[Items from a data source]
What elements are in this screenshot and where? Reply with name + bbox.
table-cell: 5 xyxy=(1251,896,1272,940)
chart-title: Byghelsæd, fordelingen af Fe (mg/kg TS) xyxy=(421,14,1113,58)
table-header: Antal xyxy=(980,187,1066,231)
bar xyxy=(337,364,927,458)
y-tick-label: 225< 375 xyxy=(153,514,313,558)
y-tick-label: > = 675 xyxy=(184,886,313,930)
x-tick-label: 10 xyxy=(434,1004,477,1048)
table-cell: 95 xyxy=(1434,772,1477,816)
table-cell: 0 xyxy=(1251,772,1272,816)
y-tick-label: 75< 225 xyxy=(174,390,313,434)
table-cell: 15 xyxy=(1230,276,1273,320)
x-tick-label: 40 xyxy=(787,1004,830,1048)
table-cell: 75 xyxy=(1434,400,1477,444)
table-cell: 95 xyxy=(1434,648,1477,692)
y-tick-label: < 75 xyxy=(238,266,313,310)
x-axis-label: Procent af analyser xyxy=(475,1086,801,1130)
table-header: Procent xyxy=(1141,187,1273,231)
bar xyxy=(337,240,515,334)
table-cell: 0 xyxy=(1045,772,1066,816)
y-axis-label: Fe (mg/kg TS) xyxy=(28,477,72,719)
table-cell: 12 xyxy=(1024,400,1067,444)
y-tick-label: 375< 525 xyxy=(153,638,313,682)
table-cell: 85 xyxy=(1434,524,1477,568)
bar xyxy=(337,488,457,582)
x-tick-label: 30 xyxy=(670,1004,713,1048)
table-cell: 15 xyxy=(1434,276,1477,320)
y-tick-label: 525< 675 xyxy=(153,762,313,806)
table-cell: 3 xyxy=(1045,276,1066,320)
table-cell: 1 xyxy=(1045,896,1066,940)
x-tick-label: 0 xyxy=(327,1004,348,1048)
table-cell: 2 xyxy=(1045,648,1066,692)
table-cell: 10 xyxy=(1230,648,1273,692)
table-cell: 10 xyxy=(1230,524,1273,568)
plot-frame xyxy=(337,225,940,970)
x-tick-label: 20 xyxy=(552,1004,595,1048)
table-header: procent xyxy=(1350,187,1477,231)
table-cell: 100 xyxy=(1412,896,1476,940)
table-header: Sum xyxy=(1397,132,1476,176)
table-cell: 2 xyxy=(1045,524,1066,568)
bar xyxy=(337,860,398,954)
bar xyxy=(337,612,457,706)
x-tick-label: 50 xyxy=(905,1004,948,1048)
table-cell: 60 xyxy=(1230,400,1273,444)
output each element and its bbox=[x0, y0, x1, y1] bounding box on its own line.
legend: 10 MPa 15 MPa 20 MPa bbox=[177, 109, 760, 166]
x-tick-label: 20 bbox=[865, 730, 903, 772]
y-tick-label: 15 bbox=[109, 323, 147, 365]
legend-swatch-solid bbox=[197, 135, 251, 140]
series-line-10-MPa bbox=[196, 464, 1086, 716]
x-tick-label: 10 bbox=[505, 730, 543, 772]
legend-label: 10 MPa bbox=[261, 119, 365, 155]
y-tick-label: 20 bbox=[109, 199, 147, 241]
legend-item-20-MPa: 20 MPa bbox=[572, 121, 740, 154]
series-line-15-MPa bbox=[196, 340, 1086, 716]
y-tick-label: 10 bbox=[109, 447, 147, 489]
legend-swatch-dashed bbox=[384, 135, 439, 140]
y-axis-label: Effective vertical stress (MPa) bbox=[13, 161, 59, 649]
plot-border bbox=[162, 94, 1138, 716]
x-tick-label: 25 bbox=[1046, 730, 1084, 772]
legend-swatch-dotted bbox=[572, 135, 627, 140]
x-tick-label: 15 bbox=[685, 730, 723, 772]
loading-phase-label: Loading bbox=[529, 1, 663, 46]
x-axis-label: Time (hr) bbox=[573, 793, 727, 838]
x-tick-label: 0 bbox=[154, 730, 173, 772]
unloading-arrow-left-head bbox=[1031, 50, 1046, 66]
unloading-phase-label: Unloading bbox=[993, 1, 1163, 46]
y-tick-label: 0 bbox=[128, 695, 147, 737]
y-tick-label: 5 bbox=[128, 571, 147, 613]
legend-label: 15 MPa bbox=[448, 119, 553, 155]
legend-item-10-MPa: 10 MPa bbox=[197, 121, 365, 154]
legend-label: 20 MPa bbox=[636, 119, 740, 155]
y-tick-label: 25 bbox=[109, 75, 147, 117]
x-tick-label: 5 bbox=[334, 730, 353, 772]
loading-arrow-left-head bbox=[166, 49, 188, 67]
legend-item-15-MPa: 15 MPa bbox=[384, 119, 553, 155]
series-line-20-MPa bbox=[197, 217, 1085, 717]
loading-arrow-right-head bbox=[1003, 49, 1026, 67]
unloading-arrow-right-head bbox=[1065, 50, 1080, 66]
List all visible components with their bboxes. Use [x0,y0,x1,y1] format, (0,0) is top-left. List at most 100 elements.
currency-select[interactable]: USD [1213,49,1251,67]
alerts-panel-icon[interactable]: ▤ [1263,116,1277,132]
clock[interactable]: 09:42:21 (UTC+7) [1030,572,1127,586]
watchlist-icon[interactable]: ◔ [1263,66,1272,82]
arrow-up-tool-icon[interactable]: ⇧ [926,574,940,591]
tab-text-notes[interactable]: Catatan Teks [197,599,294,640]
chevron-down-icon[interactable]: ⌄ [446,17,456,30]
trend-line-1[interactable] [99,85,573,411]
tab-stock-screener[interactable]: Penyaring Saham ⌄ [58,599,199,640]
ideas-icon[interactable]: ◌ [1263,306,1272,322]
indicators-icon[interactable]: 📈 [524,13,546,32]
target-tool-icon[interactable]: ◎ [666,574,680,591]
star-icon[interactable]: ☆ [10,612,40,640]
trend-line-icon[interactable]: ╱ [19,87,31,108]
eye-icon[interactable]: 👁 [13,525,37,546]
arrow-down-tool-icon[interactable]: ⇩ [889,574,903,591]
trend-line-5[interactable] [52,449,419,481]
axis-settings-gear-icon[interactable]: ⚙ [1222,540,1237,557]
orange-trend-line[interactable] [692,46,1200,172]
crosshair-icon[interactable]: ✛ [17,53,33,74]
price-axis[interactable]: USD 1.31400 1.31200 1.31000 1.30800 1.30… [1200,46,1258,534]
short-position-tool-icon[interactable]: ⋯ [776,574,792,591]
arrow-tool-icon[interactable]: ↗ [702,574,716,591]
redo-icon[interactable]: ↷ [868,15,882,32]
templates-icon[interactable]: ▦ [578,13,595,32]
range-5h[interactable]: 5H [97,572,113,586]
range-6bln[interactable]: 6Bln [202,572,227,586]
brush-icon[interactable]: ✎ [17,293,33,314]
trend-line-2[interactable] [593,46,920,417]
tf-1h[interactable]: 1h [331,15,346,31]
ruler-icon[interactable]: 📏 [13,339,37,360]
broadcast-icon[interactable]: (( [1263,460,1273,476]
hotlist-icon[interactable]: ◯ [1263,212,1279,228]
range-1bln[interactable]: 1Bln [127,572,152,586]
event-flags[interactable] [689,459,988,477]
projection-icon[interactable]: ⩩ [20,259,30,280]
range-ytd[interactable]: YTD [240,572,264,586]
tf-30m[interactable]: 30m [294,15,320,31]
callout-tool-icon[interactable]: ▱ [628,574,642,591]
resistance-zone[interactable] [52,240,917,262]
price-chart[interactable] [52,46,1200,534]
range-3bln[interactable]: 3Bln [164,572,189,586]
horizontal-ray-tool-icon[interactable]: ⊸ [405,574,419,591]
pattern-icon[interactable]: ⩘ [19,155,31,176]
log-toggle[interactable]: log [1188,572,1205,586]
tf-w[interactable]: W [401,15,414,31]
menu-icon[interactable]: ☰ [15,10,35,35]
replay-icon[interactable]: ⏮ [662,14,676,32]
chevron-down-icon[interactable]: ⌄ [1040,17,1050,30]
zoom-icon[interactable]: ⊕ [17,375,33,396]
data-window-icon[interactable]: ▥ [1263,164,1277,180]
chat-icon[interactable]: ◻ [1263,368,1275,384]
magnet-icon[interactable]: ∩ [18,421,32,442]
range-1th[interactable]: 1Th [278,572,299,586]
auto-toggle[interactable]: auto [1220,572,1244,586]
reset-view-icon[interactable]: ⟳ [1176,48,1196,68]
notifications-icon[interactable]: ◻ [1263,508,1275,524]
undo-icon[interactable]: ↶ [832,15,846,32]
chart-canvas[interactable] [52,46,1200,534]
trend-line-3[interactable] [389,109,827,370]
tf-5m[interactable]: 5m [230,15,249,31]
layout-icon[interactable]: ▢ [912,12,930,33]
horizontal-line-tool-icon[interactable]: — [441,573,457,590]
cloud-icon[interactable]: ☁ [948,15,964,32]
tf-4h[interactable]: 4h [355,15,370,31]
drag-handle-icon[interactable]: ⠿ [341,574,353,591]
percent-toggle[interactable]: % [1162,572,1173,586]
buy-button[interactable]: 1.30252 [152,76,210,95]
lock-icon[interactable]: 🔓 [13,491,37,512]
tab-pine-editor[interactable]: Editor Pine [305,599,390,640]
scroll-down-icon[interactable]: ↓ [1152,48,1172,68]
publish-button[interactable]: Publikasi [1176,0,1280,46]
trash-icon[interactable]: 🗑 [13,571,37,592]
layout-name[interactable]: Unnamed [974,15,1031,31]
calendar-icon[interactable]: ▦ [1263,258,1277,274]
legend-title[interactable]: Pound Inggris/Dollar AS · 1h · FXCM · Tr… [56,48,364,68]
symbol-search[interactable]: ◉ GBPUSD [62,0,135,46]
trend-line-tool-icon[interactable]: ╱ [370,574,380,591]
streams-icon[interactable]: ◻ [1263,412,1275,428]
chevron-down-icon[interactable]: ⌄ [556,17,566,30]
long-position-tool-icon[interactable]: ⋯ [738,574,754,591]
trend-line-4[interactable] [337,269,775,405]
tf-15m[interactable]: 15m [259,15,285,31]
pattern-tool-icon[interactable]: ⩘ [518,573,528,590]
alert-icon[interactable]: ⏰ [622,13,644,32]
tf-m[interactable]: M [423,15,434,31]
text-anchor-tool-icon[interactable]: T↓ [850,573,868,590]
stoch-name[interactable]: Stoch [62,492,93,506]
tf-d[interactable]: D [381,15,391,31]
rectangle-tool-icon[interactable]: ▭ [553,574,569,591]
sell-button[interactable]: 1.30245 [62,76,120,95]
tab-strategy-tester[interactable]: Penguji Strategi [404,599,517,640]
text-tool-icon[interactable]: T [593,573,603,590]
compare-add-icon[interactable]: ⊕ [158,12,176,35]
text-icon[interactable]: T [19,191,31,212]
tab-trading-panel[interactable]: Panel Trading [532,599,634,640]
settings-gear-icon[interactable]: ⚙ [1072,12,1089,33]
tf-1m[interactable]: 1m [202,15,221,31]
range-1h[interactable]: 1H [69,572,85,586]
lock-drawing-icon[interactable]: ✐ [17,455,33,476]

#### Problem details
Rewrite the listing from its first line up to and including the line with "table-cell: 15 xyxy=(1434,276,1477,320)", changing "Antal" to "Count" and keeping everything else the same.

#### Answer to the problem
What elements are in this screenshot and where? Reply with name + bbox.
table-cell: 5 xyxy=(1251,896,1272,940)
chart-title: Byghelsæd, fordelingen af Fe (mg/kg TS) xyxy=(421,14,1113,58)
table-header: Count xyxy=(980,187,1066,231)
bar xyxy=(337,364,927,458)
y-tick-label: 225< 375 xyxy=(153,514,313,558)
y-tick-label: > = 675 xyxy=(184,886,313,930)
x-tick-label: 10 xyxy=(434,1004,477,1048)
table-cell: 95 xyxy=(1434,772,1477,816)
table-cell: 0 xyxy=(1251,772,1272,816)
y-tick-label: 75< 225 xyxy=(174,390,313,434)
table-cell: 15 xyxy=(1230,276,1273,320)
x-tick-label: 40 xyxy=(787,1004,830,1048)
table-cell: 75 xyxy=(1434,400,1477,444)
table-cell: 95 xyxy=(1434,648,1477,692)
y-tick-label: < 75 xyxy=(238,266,313,310)
x-axis-label: Procent af analyser xyxy=(475,1086,801,1130)
table-header: Procent xyxy=(1141,187,1273,231)
bar xyxy=(337,240,515,334)
table-cell: 0 xyxy=(1045,772,1066,816)
y-axis-label: Fe (mg/kg TS) xyxy=(28,477,72,719)
table-cell: 12 xyxy=(1024,400,1067,444)
y-tick-label: 375< 525 xyxy=(153,638,313,682)
table-cell: 85 xyxy=(1434,524,1477,568)
bar xyxy=(337,488,457,582)
x-tick-label: 30 xyxy=(670,1004,713,1048)
table-cell: 15 xyxy=(1434,276,1477,320)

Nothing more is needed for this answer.